Set task >>
Tally every line of the material that includes "log₁₀", then give the tally and nothing else.

Data extract >>

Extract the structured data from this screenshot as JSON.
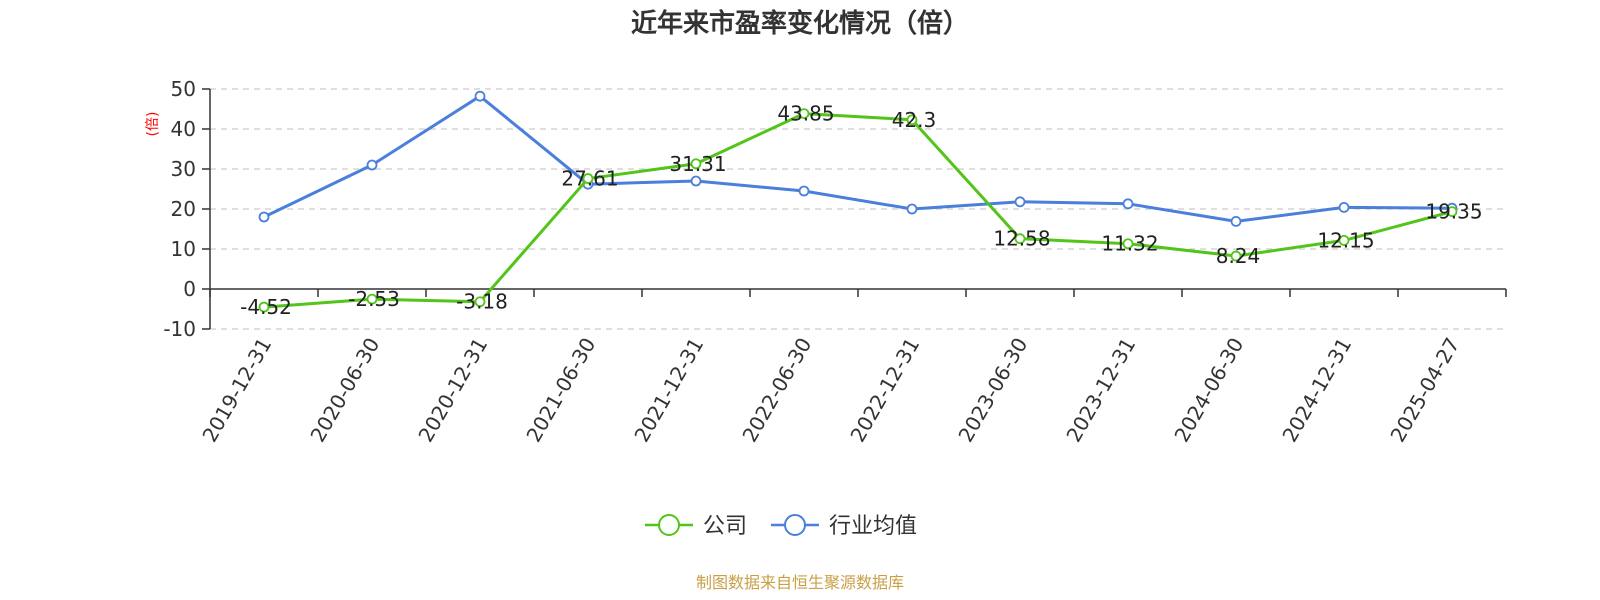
{
  "source_note": "制图数据来自恒生聚源数据库",
  "chart_data": {
    "type": "line",
    "title": "近年来市盈率变化情况（倍）",
    "ylabel": "(倍)",
    "xlabel": "",
    "ylim": [
      -10,
      50
    ],
    "yticks": [
      -10,
      0,
      10,
      20,
      30,
      40,
      50
    ],
    "grid": true,
    "legend_position": "bottom-center",
    "categories": [
      "2019-12-31",
      "2020-06-30",
      "2020-12-31",
      "2021-06-30",
      "2021-12-31",
      "2022-06-30",
      "2022-12-31",
      "2023-06-30",
      "2023-12-31",
      "2024-06-30",
      "2024-12-31",
      "2025-04-27"
    ],
    "series": [
      {
        "name": "公司",
        "color": "#52c41a",
        "values": [
          -4.52,
          -2.53,
          -3.18,
          27.61,
          31.31,
          43.85,
          42.3,
          12.58,
          11.32,
          8.24,
          12.15,
          19.35
        ],
        "labels": [
          "-4.52",
          "-2.53",
          "-3.18",
          "27.61",
          "31.31",
          "43.85",
          "42.3",
          "12.58",
          "11.32",
          "8.24",
          "12.15",
          "19.35"
        ]
      },
      {
        "name": "行业均值",
        "color": "#4a7fdc",
        "values": [
          18.0,
          31.0,
          48.2,
          26.2,
          27.0,
          24.5,
          20.0,
          21.8,
          21.3,
          16.9,
          20.4,
          20.2
        ]
      }
    ]
  }
}
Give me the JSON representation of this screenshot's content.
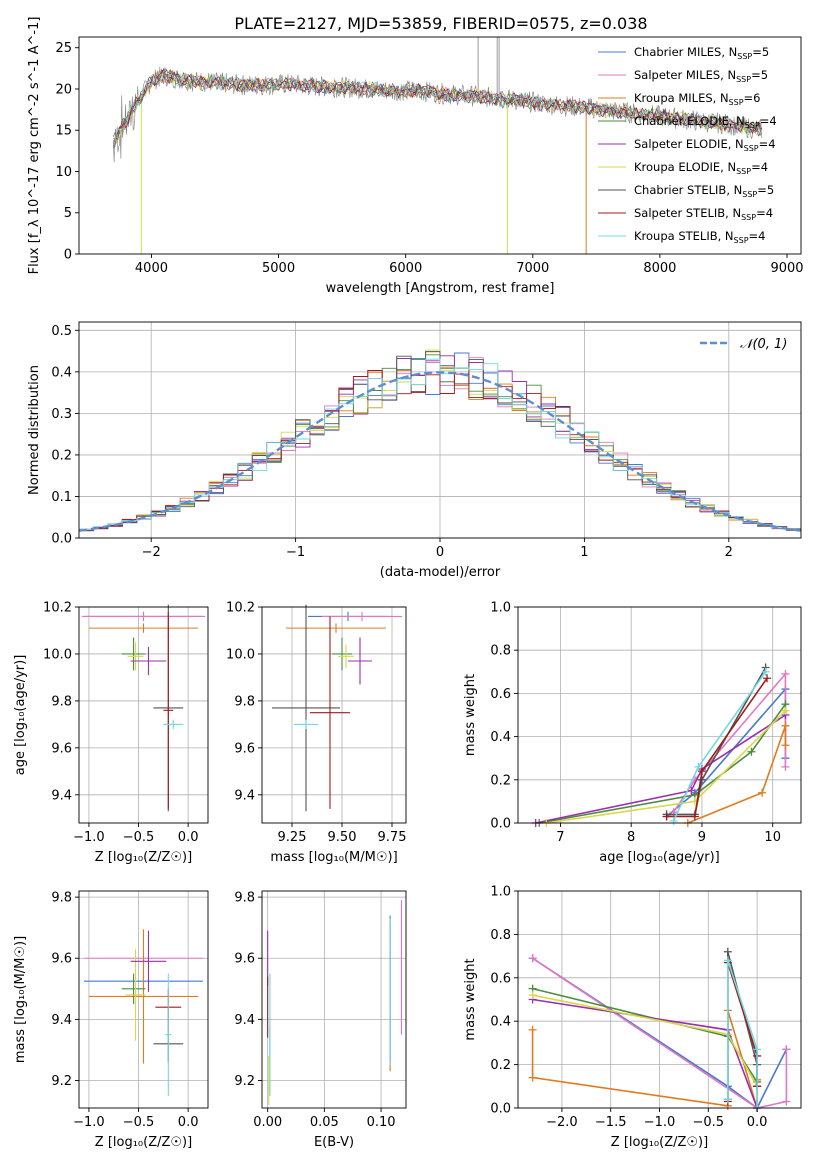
{
  "figure_title": "PLATE=2127, MJD=53859, FIBERID=0575, z=0.038",
  "colors": {
    "Chabrier MILES": "#4878d0",
    "Salpeter MILES": "#e377c2",
    "Kroupa MILES": "#e07b1f",
    "Chabrier ELODIE": "#4a8c3f",
    "Salpeter ELODIE": "#9b2fae",
    "Kroupa ELODIE": "#d7d84a",
    "Chabrier STELIB": "#555555",
    "Salpeter STELIB": "#a01c1c",
    "Kroupa STELIB": "#6fd8e0"
  },
  "chart_data": [
    {
      "type": "line",
      "title": "PLATE=2127, MJD=53859, FIBERID=0575, z=0.038",
      "xlabel": "wavelength [Angstrom, rest frame]",
      "ylabel": "Flux [f_λ 10^-17 erg cm^-2 s^-1 A^-1]",
      "xlim": [
        3430,
        9110
      ],
      "ylim": [
        0,
        26.3
      ],
      "xticks": [
        "4000",
        "5000",
        "6000",
        "7000",
        "8000",
        "9000"
      ],
      "yticks": [
        "0",
        "5",
        "10",
        "15",
        "20",
        "25"
      ],
      "grid": false,
      "legend_position": "top-right",
      "legend": [
        {
          "name": "Chabrier MILES, N",
          "sub": "SSP",
          "suffix": "=5"
        },
        {
          "name": "Salpeter MILES, N",
          "sub": "SSP",
          "suffix": "=5"
        },
        {
          "name": "Kroupa MILES, N",
          "sub": "SSP",
          "suffix": "=6"
        },
        {
          "name": "Chabrier ELODIE, N",
          "sub": "SSP",
          "suffix": "=4"
        },
        {
          "name": "Salpeter ELODIE, N",
          "sub": "SSP",
          "suffix": "=4"
        },
        {
          "name": "Kroupa ELODIE, N",
          "sub": "SSP",
          "suffix": "=4"
        },
        {
          "name": "Chabrier STELIB, N",
          "sub": "SSP",
          "suffix": "=5"
        },
        {
          "name": "Salpeter STELIB, N",
          "sub": "SSP",
          "suffix": "=4"
        },
        {
          "name": "Kroupa STELIB, N",
          "sub": "SSP",
          "suffix": "=4"
        }
      ],
      "continuum_x": [
        3700,
        3850,
        4000,
        4100,
        4300,
        4500,
        4700,
        4900,
        5100,
        5300,
        5500,
        5700,
        5900,
        6100,
        6300,
        6500,
        6700,
        6900,
        7100,
        7300,
        7500,
        7700,
        7900,
        8100,
        8300,
        8500,
        8700,
        8800
      ],
      "continuum_y": [
        13.5,
        17.5,
        21.0,
        21.6,
        21.0,
        20.8,
        20.5,
        20.5,
        20.6,
        20.3,
        20.2,
        20.0,
        19.8,
        19.8,
        19.4,
        19.2,
        18.9,
        18.6,
        18.2,
        17.9,
        17.6,
        17.2,
        16.9,
        16.5,
        16.1,
        15.8,
        15.3,
        15.1
      ],
      "drops": [
        {
          "series": "Kroupa ELODIE",
          "x": 3920
        },
        {
          "series": "Kroupa ELODIE",
          "x": 6800
        },
        {
          "series": "Kroupa MILES",
          "x": 7420
        }
      ]
    },
    {
      "type": "histogram",
      "xlabel": "(data-model)/error",
      "ylabel": "Normed distribution",
      "xlim": [
        -2.5,
        2.5
      ],
      "ylim": [
        0,
        0.52
      ],
      "xticks": [
        "−2",
        "−1",
        "0",
        "1",
        "2"
      ],
      "yticks": [
        "0.0",
        "0.1",
        "0.2",
        "0.3",
        "0.4",
        "0.5"
      ],
      "grid": true,
      "legend_position": "top-right",
      "reference_curve": {
        "label": "𝒩(0, 1)",
        "color": "#5b8fd0",
        "mean": 0,
        "sigma": 1
      },
      "bin_width": 0.1
    },
    {
      "type": "errorbar",
      "xlabel": "Z [log₁₀(Z/Z☉)]",
      "ylabel": "age  [log₁₀(age/yr)]",
      "xlim": [
        -1.1,
        0.2
      ],
      "ylim": [
        9.28,
        10.2
      ],
      "xticks": [
        "−1.0",
        "−0.5",
        "0.0"
      ],
      "yticks": [
        "9.4",
        "9.6",
        "9.8",
        "10.0",
        "10.2"
      ],
      "grid": true,
      "points": [
        {
          "series": "Chabrier MILES",
          "x": -0.45,
          "y": 10.16,
          "xerr": 0.6,
          "yerr": 0.02
        },
        {
          "series": "Salpeter MILES",
          "x": -0.45,
          "y": 10.16,
          "xerr": 0.62,
          "yerr": 0.02
        },
        {
          "series": "Kroupa MILES",
          "x": -0.45,
          "y": 10.11,
          "xerr": 0.55,
          "yerr": 0.02
        },
        {
          "series": "Chabrier ELODIE",
          "x": -0.55,
          "y": 10.0,
          "xerr": 0.12,
          "yerr": 0.07
        },
        {
          "series": "Kroupa ELODIE",
          "x": -0.53,
          "y": 9.99,
          "xerr": 0.08,
          "yerr": 0.06
        },
        {
          "series": "Salpeter ELODIE",
          "x": -0.4,
          "y": 9.97,
          "xerr": 0.18,
          "yerr": 0.06
        },
        {
          "series": "Chabrier STELIB",
          "x": -0.2,
          "y": 9.77,
          "xerr": 0.15,
          "yerr": 0.44
        },
        {
          "series": "Salpeter STELIB",
          "x": -0.2,
          "y": 9.76,
          "xerr": 0.05,
          "yerr": 0.42
        },
        {
          "series": "Kroupa STELIB",
          "x": -0.15,
          "y": 9.7,
          "xerr": 0.1,
          "yerr": 0.02
        }
      ]
    },
    {
      "type": "errorbar",
      "xlabel": "mass [log₁₀(M/M☉)]",
      "xlim": [
        9.1,
        9.82
      ],
      "ylim": [
        9.28,
        10.2
      ],
      "xticks": [
        "9.25",
        "9.50",
        "9.75"
      ],
      "yticks": [
        "9.4",
        "9.6",
        "9.8",
        "10.0",
        "10.2"
      ],
      "grid": true,
      "points": [
        {
          "series": "Chabrier MILES",
          "x": 9.53,
          "y": 10.16,
          "xerr": 0.2,
          "yerr": 0.02
        },
        {
          "series": "Salpeter MILES",
          "x": 9.6,
          "y": 10.16,
          "xerr": 0.2,
          "yerr": 0.02
        },
        {
          "series": "Kroupa MILES",
          "x": 9.47,
          "y": 10.11,
          "xerr": 0.25,
          "yerr": 0.02
        },
        {
          "series": "Chabrier ELODIE",
          "x": 9.5,
          "y": 10.0,
          "xerr": 0.05,
          "yerr": 0.07
        },
        {
          "series": "Kroupa ELODIE",
          "x": 9.52,
          "y": 9.99,
          "xerr": 0.04,
          "yerr": 0.05
        },
        {
          "series": "Salpeter ELODIE",
          "x": 9.59,
          "y": 9.97,
          "xerr": 0.06,
          "yerr": 0.1
        },
        {
          "series": "Chabrier STELIB",
          "x": 9.32,
          "y": 9.77,
          "xerr": 0.17,
          "yerr": 0.44
        },
        {
          "series": "Salpeter STELIB",
          "x": 9.44,
          "y": 9.75,
          "xerr": 0.1,
          "yerr": 0.41
        },
        {
          "series": "Kroupa STELIB",
          "x": 9.32,
          "y": 9.7,
          "xerr": 0.06,
          "yerr": 0.02
        }
      ]
    },
    {
      "type": "line",
      "xlabel": "age  [log₁₀(age/yr)]",
      "ylabel": "mass weight",
      "xlim": [
        6.4,
        10.4
      ],
      "ylim": [
        0,
        1
      ],
      "xticks": [
        "7",
        "8",
        "9",
        "10"
      ],
      "yticks": [
        "0.0",
        "0.2",
        "0.4",
        "0.6",
        "0.8",
        "1.0"
      ],
      "grid": true,
      "series": [
        {
          "name": "Chabrier MILES",
          "x": [
            8.5,
            8.9,
            10.18,
            10.18
          ],
          "y": [
            0.03,
            0.14,
            0.62,
            0.3
          ]
        },
        {
          "name": "Salpeter MILES",
          "x": [
            8.6,
            8.9,
            10.18,
            10.18
          ],
          "y": [
            0.05,
            0.2,
            0.69,
            0.26
          ]
        },
        {
          "name": "Kroupa MILES",
          "x": [
            8.8,
            9.85,
            10.18,
            10.18
          ],
          "y": [
            0.0,
            0.14,
            0.45,
            0.36
          ]
        },
        {
          "name": "Chabrier ELODIE",
          "x": [
            6.7,
            8.9,
            9.7,
            10.18
          ],
          "y": [
            0.0,
            0.13,
            0.33,
            0.55
          ]
        },
        {
          "name": "Salpeter ELODIE",
          "x": [
            6.65,
            8.85,
            9.0,
            10.18
          ],
          "y": [
            0.0,
            0.15,
            0.25,
            0.5
          ]
        },
        {
          "name": "Kroupa ELODIE",
          "x": [
            6.8,
            8.9,
            10.18
          ],
          "y": [
            0.0,
            0.1,
            0.52
          ]
        },
        {
          "name": "Chabrier STELIB",
          "x": [
            8.5,
            8.9,
            9.0,
            9.9
          ],
          "y": [
            0.04,
            0.04,
            0.2,
            0.72
          ]
        },
        {
          "name": "Salpeter STELIB",
          "x": [
            8.5,
            8.9,
            9.0,
            9.92
          ],
          "y": [
            0.03,
            0.03,
            0.24,
            0.67
          ]
        },
        {
          "name": "Kroupa STELIB",
          "x": [
            8.6,
            8.95,
            9.9
          ],
          "y": [
            0.01,
            0.26,
            0.7
          ]
        }
      ]
    },
    {
      "type": "errorbar",
      "xlabel": "Z [log₁₀(Z/Z☉)]",
      "ylabel": "mass [log₁₀(M/M☉)]",
      "xlim": [
        -1.1,
        0.2
      ],
      "ylim": [
        9.11,
        9.82
      ],
      "xticks": [
        "−1.0",
        "−0.5",
        "0.0"
      ],
      "yticks": [
        "9.2",
        "9.4",
        "9.6",
        "9.8"
      ],
      "grid": true,
      "points": [
        {
          "series": "Chabrier MILES",
          "x": -0.45,
          "y": 9.525,
          "xerr": 0.6,
          "yerr": 0.02
        },
        {
          "series": "Salpeter MILES",
          "x": -0.45,
          "y": 9.6,
          "xerr": 0.6,
          "yerr": 0.02
        },
        {
          "series": "Kroupa MILES",
          "x": -0.45,
          "y": 9.475,
          "xerr": 0.55,
          "yerr": 0.22
        },
        {
          "series": "Chabrier ELODIE",
          "x": -0.55,
          "y": 9.5,
          "xerr": 0.12,
          "yerr": 0.05
        },
        {
          "series": "Kroupa ELODIE",
          "x": -0.53,
          "y": 9.48,
          "xerr": 0.1,
          "yerr": 0.15
        },
        {
          "series": "Salpeter ELODIE",
          "x": -0.4,
          "y": 9.59,
          "xerr": 0.18,
          "yerr": 0.1
        },
        {
          "series": "Chabrier STELIB",
          "x": -0.2,
          "y": 9.32,
          "xerr": 0.15,
          "yerr": 0.06
        },
        {
          "series": "Salpeter STELIB",
          "x": -0.2,
          "y": 9.44,
          "xerr": 0.13,
          "yerr": 0.06
        },
        {
          "series": "Kroupa STELIB",
          "x": -0.2,
          "y": 9.35,
          "xerr": 0.03,
          "yerr": 0.2
        }
      ]
    },
    {
      "type": "errorbar",
      "xlabel": "E(B-V)",
      "xlim": [
        -0.005,
        0.122
      ],
      "ylim": [
        9.11,
        9.82
      ],
      "xticks": [
        "0.00",
        "0.05",
        "0.10"
      ],
      "yticks": [
        "9.2",
        "9.4",
        "9.6",
        "9.8"
      ],
      "grid": true,
      "points": [
        {
          "series": "Salpeter ELODIE",
          "x": 0.0,
          "y": 9.6,
          "xerr": 0.0,
          "yerr": 0.09
        },
        {
          "series": "Salpeter STELIB",
          "x": 0.0,
          "y": 9.44,
          "xerr": 0.0,
          "yerr": 0.1
        },
        {
          "series": "Chabrier STELIB",
          "x": 0.002,
          "y": 9.32,
          "xerr": 0.0,
          "yerr": 0.06
        },
        {
          "series": "Kroupa STELIB",
          "x": 0.002,
          "y": 9.35,
          "xerr": 0.0,
          "yerr": 0.2
        },
        {
          "series": "Kroupa ELODIE",
          "x": 0.001,
          "y": 9.2,
          "xerr": 0.0,
          "yerr": 0.08
        },
        {
          "series": "Kroupa MILES",
          "x": 0.108,
          "y": 9.47,
          "xerr": 0.0,
          "yerr": 0.24
        },
        {
          "series": "Chabrier MILES",
          "x": 0.108,
          "y": 9.5,
          "xerr": 0.0,
          "yerr": 0.24
        },
        {
          "series": "Kroupa STELIB",
          "x": 0.108,
          "y": 9.49,
          "xerr": 0.0,
          "yerr": 0.24
        },
        {
          "series": "Salpeter MILES",
          "x": 0.118,
          "y": 9.57,
          "xerr": 0.0,
          "yerr": 0.22
        }
      ]
    },
    {
      "type": "line",
      "xlabel": "Z [log₁₀(Z/Z☉)]",
      "ylabel": "mass weight",
      "xlim": [
        -2.45,
        0.45
      ],
      "ylim": [
        0,
        1
      ],
      "xticks": [
        "−2.0",
        "−1.5",
        "−1.0",
        "−0.5",
        "0.0"
      ],
      "yticks": [
        "0.0",
        "0.2",
        "0.4",
        "0.6",
        "0.8",
        "1.0"
      ],
      "grid": true,
      "series": [
        {
          "name": "Chabrier MILES",
          "x": [
            -2.3,
            -0.3,
            0.0,
            0.3
          ],
          "y": [
            0.69,
            0.1,
            0.0,
            0.27
          ]
        },
        {
          "name": "Salpeter MILES",
          "x": [
            -2.3,
            0.0,
            0.3,
            0.3
          ],
          "y": [
            0.69,
            0.0,
            0.03,
            0.27
          ]
        },
        {
          "name": "Kroupa MILES",
          "x": [
            -2.3,
            -2.3,
            -0.3,
            -0.3,
            0.0,
            0.0
          ],
          "y": [
            0.36,
            0.14,
            0.01,
            0.45,
            0.0,
            0.13
          ]
        },
        {
          "name": "Chabrier ELODIE",
          "x": [
            -2.3,
            -0.3,
            0.0
          ],
          "y": [
            0.55,
            0.33,
            0.12
          ]
        },
        {
          "name": "Salpeter ELODIE",
          "x": [
            -2.3,
            -0.3,
            0.0
          ],
          "y": [
            0.5,
            0.36,
            0.0
          ]
        },
        {
          "name": "Kroupa ELODIE",
          "x": [
            -2.3,
            -0.3,
            0.0
          ],
          "y": [
            0.52,
            0.34,
            0.1
          ]
        },
        {
          "name": "Chabrier STELIB",
          "x": [
            -0.3,
            -0.3,
            0.0,
            0.0
          ],
          "y": [
            0.04,
            0.72,
            0.2,
            0.1
          ]
        },
        {
          "name": "Salpeter STELIB",
          "x": [
            -0.3,
            -0.3,
            0.0,
            0.0
          ],
          "y": [
            0.03,
            0.67,
            0.24,
            0.1
          ]
        },
        {
          "name": "Kroupa STELIB",
          "x": [
            -0.3,
            -0.3,
            0.0,
            0.0
          ],
          "y": [
            0.04,
            0.68,
            0.27,
            0.0
          ]
        }
      ]
    }
  ]
}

Task answer >>
7